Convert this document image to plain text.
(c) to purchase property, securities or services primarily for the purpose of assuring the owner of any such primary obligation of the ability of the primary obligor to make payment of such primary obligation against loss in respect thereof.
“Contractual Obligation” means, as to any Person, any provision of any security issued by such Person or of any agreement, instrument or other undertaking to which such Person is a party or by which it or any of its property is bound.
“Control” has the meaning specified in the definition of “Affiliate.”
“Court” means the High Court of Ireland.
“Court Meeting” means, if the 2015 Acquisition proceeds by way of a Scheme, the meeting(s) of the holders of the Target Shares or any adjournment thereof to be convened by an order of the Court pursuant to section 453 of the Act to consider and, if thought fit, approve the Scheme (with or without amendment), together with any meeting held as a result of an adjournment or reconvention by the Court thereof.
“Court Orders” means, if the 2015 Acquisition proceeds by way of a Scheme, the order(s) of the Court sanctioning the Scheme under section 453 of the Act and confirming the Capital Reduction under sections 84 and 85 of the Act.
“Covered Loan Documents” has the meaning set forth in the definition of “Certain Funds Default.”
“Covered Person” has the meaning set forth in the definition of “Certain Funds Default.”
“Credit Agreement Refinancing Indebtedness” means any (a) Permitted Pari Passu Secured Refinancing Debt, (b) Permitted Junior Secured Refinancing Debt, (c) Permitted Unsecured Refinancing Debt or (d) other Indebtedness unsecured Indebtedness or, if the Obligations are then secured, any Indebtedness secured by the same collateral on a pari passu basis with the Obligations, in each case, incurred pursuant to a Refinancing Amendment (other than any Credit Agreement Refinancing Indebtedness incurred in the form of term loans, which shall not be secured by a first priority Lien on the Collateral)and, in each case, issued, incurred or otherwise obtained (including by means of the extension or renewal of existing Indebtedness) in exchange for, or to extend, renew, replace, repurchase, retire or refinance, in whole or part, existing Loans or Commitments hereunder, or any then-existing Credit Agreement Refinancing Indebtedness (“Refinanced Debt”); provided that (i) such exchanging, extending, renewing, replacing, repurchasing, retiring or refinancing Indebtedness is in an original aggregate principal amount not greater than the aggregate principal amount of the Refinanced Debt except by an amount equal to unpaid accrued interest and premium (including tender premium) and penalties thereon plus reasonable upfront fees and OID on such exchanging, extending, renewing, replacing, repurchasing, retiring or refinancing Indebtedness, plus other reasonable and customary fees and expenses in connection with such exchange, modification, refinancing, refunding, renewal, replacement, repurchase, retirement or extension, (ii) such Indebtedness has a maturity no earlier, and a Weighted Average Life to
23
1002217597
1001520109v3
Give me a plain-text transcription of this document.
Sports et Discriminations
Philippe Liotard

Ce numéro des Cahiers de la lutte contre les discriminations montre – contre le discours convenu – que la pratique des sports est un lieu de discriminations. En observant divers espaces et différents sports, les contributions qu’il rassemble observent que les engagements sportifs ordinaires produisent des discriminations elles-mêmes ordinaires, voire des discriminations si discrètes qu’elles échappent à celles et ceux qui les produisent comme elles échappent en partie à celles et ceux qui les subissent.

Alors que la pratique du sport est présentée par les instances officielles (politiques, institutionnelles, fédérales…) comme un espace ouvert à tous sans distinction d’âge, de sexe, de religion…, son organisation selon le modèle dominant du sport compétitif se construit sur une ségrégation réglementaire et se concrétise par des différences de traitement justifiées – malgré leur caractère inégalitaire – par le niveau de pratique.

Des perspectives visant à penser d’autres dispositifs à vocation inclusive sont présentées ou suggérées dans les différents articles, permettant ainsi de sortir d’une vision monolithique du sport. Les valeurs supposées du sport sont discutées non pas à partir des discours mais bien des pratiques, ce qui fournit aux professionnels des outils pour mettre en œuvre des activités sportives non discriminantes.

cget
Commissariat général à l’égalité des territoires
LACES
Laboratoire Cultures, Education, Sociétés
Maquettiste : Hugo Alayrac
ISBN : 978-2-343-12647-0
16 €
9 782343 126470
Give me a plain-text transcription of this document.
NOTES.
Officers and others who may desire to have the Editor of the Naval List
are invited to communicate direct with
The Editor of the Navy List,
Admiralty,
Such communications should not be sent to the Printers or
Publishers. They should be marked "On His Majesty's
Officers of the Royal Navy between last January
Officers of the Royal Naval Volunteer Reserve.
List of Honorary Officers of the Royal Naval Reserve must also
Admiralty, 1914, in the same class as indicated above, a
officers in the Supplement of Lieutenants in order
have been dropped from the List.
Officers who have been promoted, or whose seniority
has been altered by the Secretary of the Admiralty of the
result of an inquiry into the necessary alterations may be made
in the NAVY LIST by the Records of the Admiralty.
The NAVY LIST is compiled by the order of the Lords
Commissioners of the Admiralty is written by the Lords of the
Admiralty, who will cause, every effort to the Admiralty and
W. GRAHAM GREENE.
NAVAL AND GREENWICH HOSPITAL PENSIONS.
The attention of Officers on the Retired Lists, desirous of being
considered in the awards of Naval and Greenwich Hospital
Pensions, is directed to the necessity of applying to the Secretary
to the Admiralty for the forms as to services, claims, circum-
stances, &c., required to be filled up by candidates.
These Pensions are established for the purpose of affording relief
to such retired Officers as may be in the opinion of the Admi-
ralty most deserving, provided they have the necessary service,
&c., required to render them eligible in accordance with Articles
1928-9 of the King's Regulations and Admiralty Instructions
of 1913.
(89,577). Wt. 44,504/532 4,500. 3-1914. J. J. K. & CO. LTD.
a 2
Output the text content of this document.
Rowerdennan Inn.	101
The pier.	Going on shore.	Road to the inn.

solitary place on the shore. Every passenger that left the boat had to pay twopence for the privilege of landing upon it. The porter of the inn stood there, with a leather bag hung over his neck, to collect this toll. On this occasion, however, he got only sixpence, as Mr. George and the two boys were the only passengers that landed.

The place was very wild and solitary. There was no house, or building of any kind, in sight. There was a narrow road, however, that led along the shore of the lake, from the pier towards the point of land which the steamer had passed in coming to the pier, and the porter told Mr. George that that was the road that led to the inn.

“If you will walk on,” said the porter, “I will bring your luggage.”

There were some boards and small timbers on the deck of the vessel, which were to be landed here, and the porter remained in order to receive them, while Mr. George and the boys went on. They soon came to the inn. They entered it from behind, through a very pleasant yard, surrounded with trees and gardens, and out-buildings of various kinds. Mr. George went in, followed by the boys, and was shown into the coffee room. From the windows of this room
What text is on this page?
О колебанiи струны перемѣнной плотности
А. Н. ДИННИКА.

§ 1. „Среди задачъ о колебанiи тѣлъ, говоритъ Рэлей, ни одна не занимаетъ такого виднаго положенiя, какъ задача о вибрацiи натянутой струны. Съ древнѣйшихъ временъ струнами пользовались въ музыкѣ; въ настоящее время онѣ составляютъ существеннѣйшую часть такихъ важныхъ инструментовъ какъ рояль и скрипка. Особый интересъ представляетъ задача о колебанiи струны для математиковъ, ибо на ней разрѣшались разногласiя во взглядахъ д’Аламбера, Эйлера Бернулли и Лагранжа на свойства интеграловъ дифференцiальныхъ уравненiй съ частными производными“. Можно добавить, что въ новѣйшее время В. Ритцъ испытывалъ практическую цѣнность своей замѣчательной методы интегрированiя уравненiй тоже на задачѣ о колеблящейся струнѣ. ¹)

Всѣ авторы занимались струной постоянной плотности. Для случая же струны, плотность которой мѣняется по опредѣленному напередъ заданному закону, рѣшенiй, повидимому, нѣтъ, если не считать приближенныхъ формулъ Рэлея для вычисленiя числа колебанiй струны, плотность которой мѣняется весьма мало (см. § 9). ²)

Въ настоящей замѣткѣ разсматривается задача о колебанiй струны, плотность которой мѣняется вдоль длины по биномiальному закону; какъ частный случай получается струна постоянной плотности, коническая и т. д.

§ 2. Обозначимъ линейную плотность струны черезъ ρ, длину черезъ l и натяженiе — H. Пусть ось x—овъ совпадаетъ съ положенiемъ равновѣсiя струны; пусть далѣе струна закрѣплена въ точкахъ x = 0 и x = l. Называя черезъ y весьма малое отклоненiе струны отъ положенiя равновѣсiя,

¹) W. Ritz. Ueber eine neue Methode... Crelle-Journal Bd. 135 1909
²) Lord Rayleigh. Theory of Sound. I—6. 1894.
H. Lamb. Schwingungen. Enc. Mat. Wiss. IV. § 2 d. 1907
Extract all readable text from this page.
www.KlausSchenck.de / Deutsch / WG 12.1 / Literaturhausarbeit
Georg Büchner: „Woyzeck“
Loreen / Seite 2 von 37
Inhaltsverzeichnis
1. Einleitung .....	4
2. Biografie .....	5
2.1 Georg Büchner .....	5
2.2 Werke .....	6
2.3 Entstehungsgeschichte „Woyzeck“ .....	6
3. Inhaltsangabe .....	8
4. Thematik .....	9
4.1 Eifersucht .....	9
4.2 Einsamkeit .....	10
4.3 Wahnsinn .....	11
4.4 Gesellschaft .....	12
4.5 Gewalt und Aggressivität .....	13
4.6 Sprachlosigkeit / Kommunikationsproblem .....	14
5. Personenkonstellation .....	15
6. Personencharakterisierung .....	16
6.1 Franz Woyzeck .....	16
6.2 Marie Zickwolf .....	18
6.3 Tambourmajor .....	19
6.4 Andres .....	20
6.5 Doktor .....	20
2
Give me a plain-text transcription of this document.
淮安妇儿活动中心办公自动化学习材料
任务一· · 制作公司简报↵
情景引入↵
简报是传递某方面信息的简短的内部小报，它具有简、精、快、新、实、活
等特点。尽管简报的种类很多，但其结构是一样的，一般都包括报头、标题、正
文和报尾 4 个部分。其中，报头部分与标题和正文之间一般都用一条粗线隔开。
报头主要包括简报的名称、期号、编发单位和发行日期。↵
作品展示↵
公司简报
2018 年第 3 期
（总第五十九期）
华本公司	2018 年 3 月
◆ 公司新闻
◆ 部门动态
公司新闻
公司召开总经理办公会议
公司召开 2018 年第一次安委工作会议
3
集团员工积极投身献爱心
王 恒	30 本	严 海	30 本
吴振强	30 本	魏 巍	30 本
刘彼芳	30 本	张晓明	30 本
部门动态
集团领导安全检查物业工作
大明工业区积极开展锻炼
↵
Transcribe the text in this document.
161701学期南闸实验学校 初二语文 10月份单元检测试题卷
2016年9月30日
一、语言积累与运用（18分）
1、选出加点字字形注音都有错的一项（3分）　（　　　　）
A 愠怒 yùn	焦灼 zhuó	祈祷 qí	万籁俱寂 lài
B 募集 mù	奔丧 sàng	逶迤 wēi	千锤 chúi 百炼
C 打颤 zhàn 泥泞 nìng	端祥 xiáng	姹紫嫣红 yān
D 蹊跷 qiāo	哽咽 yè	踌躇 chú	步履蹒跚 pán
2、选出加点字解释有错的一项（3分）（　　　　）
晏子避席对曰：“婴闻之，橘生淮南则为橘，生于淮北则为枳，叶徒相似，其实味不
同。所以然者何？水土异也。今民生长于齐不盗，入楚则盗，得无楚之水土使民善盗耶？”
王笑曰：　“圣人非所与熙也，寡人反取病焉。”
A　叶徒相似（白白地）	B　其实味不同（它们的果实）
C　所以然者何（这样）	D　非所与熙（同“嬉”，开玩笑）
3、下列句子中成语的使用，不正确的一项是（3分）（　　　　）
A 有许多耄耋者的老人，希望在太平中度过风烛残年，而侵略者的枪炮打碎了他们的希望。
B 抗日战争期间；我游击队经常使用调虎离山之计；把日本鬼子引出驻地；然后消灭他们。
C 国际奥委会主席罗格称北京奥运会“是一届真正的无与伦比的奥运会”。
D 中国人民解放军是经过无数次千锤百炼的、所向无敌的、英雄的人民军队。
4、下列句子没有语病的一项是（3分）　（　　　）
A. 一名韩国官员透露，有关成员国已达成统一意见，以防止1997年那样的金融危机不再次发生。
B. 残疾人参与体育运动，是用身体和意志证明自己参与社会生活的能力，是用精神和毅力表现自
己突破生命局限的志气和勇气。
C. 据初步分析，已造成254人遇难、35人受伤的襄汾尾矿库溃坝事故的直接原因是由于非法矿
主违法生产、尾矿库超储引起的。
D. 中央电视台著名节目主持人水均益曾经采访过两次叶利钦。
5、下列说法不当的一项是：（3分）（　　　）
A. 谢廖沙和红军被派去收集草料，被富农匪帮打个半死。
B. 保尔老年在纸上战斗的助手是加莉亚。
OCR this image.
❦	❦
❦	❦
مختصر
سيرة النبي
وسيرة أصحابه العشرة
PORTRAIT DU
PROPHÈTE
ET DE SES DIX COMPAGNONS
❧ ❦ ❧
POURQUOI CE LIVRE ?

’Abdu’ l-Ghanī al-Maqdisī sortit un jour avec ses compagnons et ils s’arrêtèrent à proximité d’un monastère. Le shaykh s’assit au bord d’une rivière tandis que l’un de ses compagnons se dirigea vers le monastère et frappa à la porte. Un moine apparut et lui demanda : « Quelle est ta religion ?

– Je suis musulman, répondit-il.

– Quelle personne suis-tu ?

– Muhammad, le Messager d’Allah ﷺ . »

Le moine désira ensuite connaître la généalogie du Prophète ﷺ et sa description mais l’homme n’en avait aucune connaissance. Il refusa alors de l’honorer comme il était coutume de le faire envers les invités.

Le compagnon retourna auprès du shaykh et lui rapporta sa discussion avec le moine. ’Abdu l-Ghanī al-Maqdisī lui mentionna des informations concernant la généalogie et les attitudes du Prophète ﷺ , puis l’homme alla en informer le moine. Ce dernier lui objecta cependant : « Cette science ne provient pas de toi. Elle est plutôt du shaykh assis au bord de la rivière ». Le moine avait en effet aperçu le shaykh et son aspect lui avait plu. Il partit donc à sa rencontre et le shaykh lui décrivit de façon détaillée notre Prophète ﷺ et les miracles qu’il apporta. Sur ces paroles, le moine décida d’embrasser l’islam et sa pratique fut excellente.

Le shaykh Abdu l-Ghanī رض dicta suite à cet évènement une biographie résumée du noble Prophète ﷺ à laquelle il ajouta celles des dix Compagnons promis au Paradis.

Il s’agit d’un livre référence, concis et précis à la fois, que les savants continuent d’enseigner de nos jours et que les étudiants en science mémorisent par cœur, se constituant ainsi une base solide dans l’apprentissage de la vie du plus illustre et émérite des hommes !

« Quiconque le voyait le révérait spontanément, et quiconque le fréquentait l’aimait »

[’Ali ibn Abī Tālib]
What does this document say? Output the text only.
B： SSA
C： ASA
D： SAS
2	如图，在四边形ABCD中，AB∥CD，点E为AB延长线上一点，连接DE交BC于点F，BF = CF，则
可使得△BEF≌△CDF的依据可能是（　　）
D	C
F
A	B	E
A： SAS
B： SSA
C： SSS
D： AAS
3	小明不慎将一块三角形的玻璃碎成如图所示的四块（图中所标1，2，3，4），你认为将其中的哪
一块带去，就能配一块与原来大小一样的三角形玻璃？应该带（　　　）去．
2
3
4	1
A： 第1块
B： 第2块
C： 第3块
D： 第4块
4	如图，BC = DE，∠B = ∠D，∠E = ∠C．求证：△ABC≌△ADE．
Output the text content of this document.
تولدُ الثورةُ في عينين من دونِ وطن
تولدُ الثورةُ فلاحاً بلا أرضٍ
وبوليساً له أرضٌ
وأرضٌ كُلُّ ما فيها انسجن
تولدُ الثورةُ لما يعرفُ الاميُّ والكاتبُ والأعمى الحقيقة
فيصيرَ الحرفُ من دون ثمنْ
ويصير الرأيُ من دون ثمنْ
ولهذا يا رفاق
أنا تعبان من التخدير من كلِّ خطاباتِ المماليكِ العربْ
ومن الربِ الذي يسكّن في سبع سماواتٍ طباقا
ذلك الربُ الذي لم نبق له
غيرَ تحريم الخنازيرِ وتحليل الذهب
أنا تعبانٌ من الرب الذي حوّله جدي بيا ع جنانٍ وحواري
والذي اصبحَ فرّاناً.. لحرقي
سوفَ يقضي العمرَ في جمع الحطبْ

◆ ◆ ◆ ◆ ◆ ◆ ◆

Find all lines holding the string "meaning" and copy them.

“Control” has the meaning specified in the definition of “Affiliate.”
“Covered Loan Documents” has the meaning set forth in the definition of “Certain Funds Default.”
“Covered Person” has the meaning set forth in the definition of “Certain Funds Default.”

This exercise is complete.